- [Exercise brief]: Pictures aside, write out every record exactly as it appears.

****************************************

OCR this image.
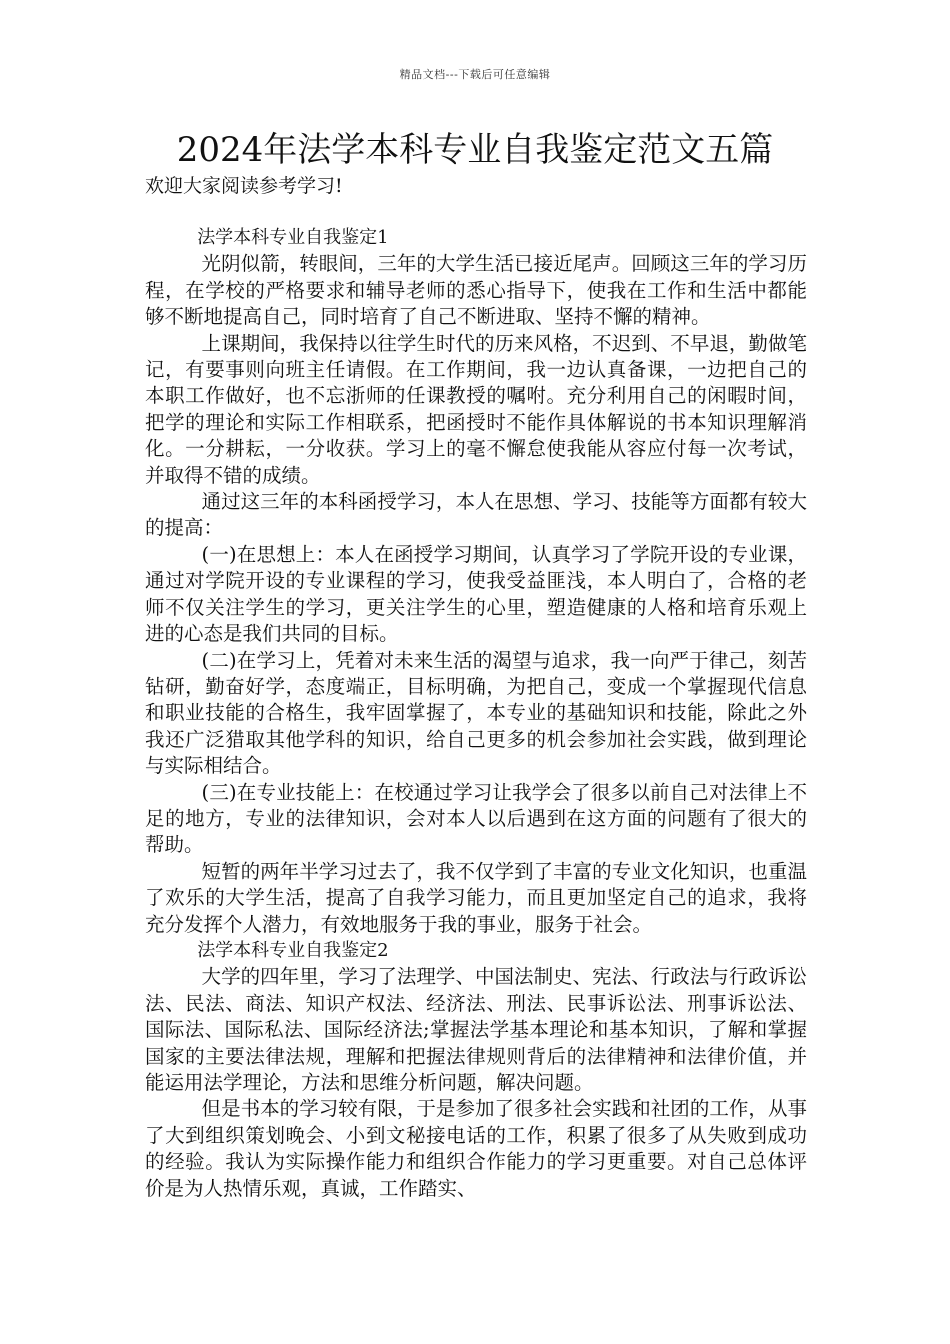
精品文档---下载后可任意编辑
2024年法学本科专业自我鉴定范文五篇

欢迎大家阅读参考学习!

法学本科专业自我鉴定1

光阴似箭，转眼间，三年的大学生活已接近尾声。回顾这三年的学习历程，在学校的严格要求和辅导老师的悉心指导下，使我在工作和生活中都能够不断地提高自己，同时培育了自己不断进取、坚持不懈的精神。

上课期间，我保持以往学生时代的历来风格，不迟到、不早退，勤做笔记，有要事则向班主任请假。在工作期间，我一边认真备课，一边把自己的本职工作做好，也不忘浙师的任课教授的嘱咐。充分利用自己的闲暇时间，把学的理论和实际工作相联系，把函授时不能作具体解说的书本知识理解消化。一分耕耘，一分收获。学习上的毫不懈怠使我能从容应付每一次考试，并取得不错的成绩。

通过这三年的本科函授学习，本人在思想、学习、技能等方面都有较大的提高：

(一)在思想上：本人在函授学习期间，认真学习了学院开设的专业课，通过对学院开设的专业课程的学习，使我受益匪浅，本人明白了，合格的老师不仅关注学生的学习，更关注学生的心里，塑造健康的人格和培育乐观上进的心态是我们共同的目标。

(二)在学习上，凭着对未来生活的渴望与追求，我一向严于律己，刻苦钻研，勤奋好学，态度端正，目标明确，为把自己，变成一个掌握现代信息和职业技能的合格生，我牢固掌握了，本专业的基础知识和技能，除此之外我还广泛猎取其他学科的知识，给自己更多的机会参加社会实践，做到理论与实际相结合。

(三)在专业技能上：在校通过学习让我学会了很多以前自己对法律上不足的地方，专业的法律知识，会对本人以后遇到在这方面的问题有了很大的帮助。

短暂的两年半学习过去了，我不仅学到了丰富的专业文化知识，也重温了欢乐的大学生活，提高了自我学习能力，而且更加坚定自己的追求，我将充分发挥个人潜力，有效地服务于我的事业，服务于社会。

法学本科专业自我鉴定2

大学的四年里，学习了法理学、中国法制史、宪法、行政法与行政诉讼法、民法、商法、知识产权法、经济法、刑法、民事诉讼法、刑事诉讼法、国际法、国际私法、国际经济法;掌握法学基本理论和基本知识，了解和掌握国家的主要法律法规，理解和把握法律规则背后的法律精神和法律价值，并能运用法学理论，方法和思维分析问题，解决问题。

但是书本的学习较有限，于是参加了很多社会实践和社团的工作，从事了大到组织策划晚会、小到文秘接电话的工作，积累了很多了从失败到成功的经验。我认为实际操作能力和组织合作能力的学习更重要。对自己总体评价是为人热情乐观，真诚，工作踏实、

****************************************

- [Exercise response]:
OCR this image.
精品文档---下载后可任意编辑
2024年法学本科专业自我鉴定范文五篇

欢迎大家阅读参考学习!

法学本科专业自我鉴定1

光阴似箭，转眼间，三年的大学生活已接近尾声。回顾这三年的学习历程，在学校的严格要求和辅导老师的悉心指导下，使我在工作和生活中都能够不断地提高自己，同时培育了自己不断进取、坚持不懈的精神。

上课期间，我保持以往学生时代的历来风格，不迟到、不早退，勤做笔记，有要事则向班主任请假。在工作期间，我一边认真备课，一边把自己的本职工作做好，也不忘浙师的任课教授的嘱咐。充分利用自己的闲暇时间，把学的理论和实际工作相联系，把函授时不能作具体解说的书本知识理解消化。一分耕耘，一分收获。学习上的毫不懈怠使我能从容应付每一次考试，并取得不错的成绩。

通过这三年的本科函授学习，本人在思想、学习、技能等方面都有较大的提高：

(一)在思想上：本人在函授学习期间，认真学习了学院开设的专业课，通过对学院开设的专业课程的学习，使我受益匪浅，本人明白了，合格的老师不仅关注学生的学习，更关注学生的心里，塑造健康的人格和培育乐观上进的心态是我们共同的目标。

(二)在学习上，凭着对未来生活的渴望与追求，我一向严于律己，刻苦钻研，勤奋好学，态度端正，目标明确，为把自己，变成一个掌握现代信息和职业技能的合格生，我牢固掌握了，本专业的基础知识和技能，除此之外我还广泛猎取其他学科的知识，给自己更多的机会参加社会实践，做到理论与实际相结合。

(三)在专业技能上：在校通过学习让我学会了很多以前自己对法律上不足的地方，专业的法律知识，会对本人以后遇到在这方面的问题有了很大的帮助。

短暂的两年半学习过去了，我不仅学到了丰富的专业文化知识，也重温了欢乐的大学生活，提高了自我学习能力，而且更加坚定自己的追求，我将充分发挥个人潜力，有效地服务于我的事业，服务于社会。

法学本科专业自我鉴定2

大学的四年里，学习了法理学、中国法制史、宪法、行政法与行政诉讼法、民法、商法、知识产权法、经济法、刑法、民事诉讼法、刑事诉讼法、国际法、国际私法、国际经济法;掌握法学基本理论和基本知识，了解和掌握国家的主要法律法规，理解和把握法律规则背后的法律精神和法律价值，并能运用法学理论，方法和思维分析问题，解决问题。

但是书本的学习较有限，于是参加了很多社会实践和社团的工作，从事了大到组织策划晚会、小到文秘接电话的工作，积累了很多了从失败到成功的经验。我认为实际操作能力和组织合作能力的学习更重要。对自己总体评价是为人热情乐观，真诚，工作踏实、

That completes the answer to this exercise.